# Exercise aim:
Print out the entries below with no edits.

# Supplied records:
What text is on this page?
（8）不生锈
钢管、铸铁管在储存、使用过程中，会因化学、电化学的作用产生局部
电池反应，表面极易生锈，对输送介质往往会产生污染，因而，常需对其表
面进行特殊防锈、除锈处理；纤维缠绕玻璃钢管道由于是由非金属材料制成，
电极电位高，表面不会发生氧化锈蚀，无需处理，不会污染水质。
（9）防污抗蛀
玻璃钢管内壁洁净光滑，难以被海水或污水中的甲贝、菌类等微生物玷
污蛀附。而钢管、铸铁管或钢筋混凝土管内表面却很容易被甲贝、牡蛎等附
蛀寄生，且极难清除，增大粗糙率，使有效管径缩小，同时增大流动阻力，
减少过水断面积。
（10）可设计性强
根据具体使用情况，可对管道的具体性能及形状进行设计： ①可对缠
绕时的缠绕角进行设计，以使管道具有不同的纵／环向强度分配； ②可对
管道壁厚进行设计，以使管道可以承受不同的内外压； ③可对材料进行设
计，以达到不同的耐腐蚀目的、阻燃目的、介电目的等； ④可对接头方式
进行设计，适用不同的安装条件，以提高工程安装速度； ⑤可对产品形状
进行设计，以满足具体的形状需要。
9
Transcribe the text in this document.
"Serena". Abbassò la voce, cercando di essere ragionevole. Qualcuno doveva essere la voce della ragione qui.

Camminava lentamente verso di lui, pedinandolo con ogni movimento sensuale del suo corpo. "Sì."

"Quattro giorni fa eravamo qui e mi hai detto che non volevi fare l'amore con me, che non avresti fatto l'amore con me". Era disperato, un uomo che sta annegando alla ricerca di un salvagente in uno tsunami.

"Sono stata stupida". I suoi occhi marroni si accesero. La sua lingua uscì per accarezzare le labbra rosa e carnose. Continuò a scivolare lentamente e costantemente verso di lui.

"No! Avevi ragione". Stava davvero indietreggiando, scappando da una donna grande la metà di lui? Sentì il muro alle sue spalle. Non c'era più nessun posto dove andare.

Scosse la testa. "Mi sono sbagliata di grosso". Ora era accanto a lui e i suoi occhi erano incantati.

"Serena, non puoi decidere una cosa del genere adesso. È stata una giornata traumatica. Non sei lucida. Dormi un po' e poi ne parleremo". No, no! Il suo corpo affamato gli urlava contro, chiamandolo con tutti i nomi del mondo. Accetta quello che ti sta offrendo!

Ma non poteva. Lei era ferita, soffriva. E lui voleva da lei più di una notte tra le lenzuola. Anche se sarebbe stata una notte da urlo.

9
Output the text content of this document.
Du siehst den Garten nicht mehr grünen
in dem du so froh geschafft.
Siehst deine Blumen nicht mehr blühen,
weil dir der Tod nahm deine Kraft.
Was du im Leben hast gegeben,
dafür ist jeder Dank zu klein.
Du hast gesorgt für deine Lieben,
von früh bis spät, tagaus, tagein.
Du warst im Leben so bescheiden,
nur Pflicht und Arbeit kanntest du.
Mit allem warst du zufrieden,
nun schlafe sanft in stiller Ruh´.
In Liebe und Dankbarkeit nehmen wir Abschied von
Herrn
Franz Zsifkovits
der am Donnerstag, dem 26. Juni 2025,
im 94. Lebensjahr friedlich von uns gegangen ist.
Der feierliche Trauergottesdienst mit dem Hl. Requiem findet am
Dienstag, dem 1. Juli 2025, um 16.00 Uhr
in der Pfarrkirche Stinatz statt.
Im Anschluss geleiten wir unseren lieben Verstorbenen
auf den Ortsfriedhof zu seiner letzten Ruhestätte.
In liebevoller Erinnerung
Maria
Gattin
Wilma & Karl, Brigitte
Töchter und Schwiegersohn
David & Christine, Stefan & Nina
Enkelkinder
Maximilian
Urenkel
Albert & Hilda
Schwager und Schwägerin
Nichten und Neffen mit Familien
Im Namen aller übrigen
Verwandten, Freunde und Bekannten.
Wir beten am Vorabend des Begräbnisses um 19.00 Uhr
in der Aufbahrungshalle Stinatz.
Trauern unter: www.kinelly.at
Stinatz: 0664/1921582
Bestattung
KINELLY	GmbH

# Response:
What text is on this page?
（8）不生锈
钢管、铸铁管在储存、使用过程中，会因化学、电化学的作用产生局部
电池反应，表面极易生锈，对输送介质往往会产生污染，因而，常需对其表
面进行特殊防锈、除锈处理；纤维缠绕玻璃钢管道由于是由非金属材料制成，
电极电位高，表面不会发生氧化锈蚀，无需处理，不会污染水质。
（9）防污抗蛀
玻璃钢管内壁洁净光滑，难以被海水或污水中的甲贝、菌类等微生物玷
污蛀附。而钢管、铸铁管或钢筋混凝土管内表面却很容易被甲贝、牡蛎等附
蛀寄生，且极难清除，增大粗糙率，使有效管径缩小，同时增大流动阻力，
减少过水断面积。
（10）可设计性强
根据具体使用情况，可对管道的具体性能及形状进行设计： ①可对缠
绕时的缠绕角进行设计，以使管道具有不同的纵／环向强度分配； ②可对
管道壁厚进行设计，以使管道可以承受不同的内外压； ③可对材料进行设
计，以达到不同的耐腐蚀目的、阻燃目的、介电目的等； ④可对接头方式
进行设计，适用不同的安装条件，以提高工程安装速度； ⑤可对产品形状
进行设计，以满足具体的形状需要。
9
Transcribe the text in this document.
"Serena". Abbassò la voce, cercando di essere ragionevole. Qualcuno doveva essere la voce della ragione qui.

Camminava lentamente verso di lui, pedinandolo con ogni movimento sensuale del suo corpo. "Sì."

"Quattro giorni fa eravamo qui e mi hai detto che non volevi fare l'amore con me, che non avresti fatto l'amore con me". Era disperato, un uomo che sta annegando alla ricerca di un salvagente in uno tsunami.

"Sono stata stupida". I suoi occhi marroni si accesero. La sua lingua uscì per accarezzare le labbra rosa e carnose. Continuò a scivolare lentamente e costantemente verso di lui.

"No! Avevi ragione". Stava davvero indietreggiando, scappando da una donna grande la metà di lui? Sentì il muro alle sue spalle. Non c'era più nessun posto dove andare.

Scosse la testa. "Mi sono sbagliata di grosso". Ora era accanto a lui e i suoi occhi erano incantati.

"Serena, non puoi decidere una cosa del genere adesso. È stata una giornata traumatica. Non sei lucida. Dormi un po' e poi ne parleremo". No, no! Il suo corpo affamato gli urlava contro, chiamandolo con tutti i nomi del mondo. Accetta quello che ti sta offrendo!

Ma non poteva. Lei era ferita, soffriva. E lui voleva da lei più di una notte tra le lenzuola. Anche se sarebbe stata una notte da urlo.

9
Output the text content of this document.
Du siehst den Garten nicht mehr grünen
in dem du so froh geschafft.
Siehst deine Blumen nicht mehr blühen,
weil dir der Tod nahm deine Kraft.
Was du im Leben hast gegeben,
dafür ist jeder Dank zu klein.
Du hast gesorgt für deine Lieben,
von früh bis spät, tagaus, tagein.
Du warst im Leben so bescheiden,
nur Pflicht und Arbeit kanntest du.
Mit allem warst du zufrieden,
nun schlafe sanft in stiller Ruh´.
In Liebe und Dankbarkeit nehmen wir Abschied von
Herrn
Franz Zsifkovits
der am Donnerstag, dem 26. Juni 2025,
im 94. Lebensjahr friedlich von uns gegangen ist.
Der feierliche Trauergottesdienst mit dem Hl. Requiem findet am
Dienstag, dem 1. Juli 2025, um 16.00 Uhr
in der Pfarrkirche Stinatz statt.
Im Anschluss geleiten wir unseren lieben Verstorbenen
auf den Ortsfriedhof zu seiner letzten Ruhestätte.
In liebevoller Erinnerung
Maria
Gattin
Wilma & Karl, Brigitte
Töchter und Schwiegersohn
David & Christine, Stefan & Nina
Enkelkinder
Maximilian
Urenkel
Albert & Hilda
Schwager und Schwägerin
Nichten und Neffen mit Familien
Im Namen aller übrigen
Verwandten, Freunde und Bekannten.
Wir beten am Vorabend des Begräbnisses um 19.00 Uhr
in der Aufbahrungshalle Stinatz.
Trauern unter: www.kinelly.at
Stinatz: 0664/1921582
Bestattung
KINELLY	GmbH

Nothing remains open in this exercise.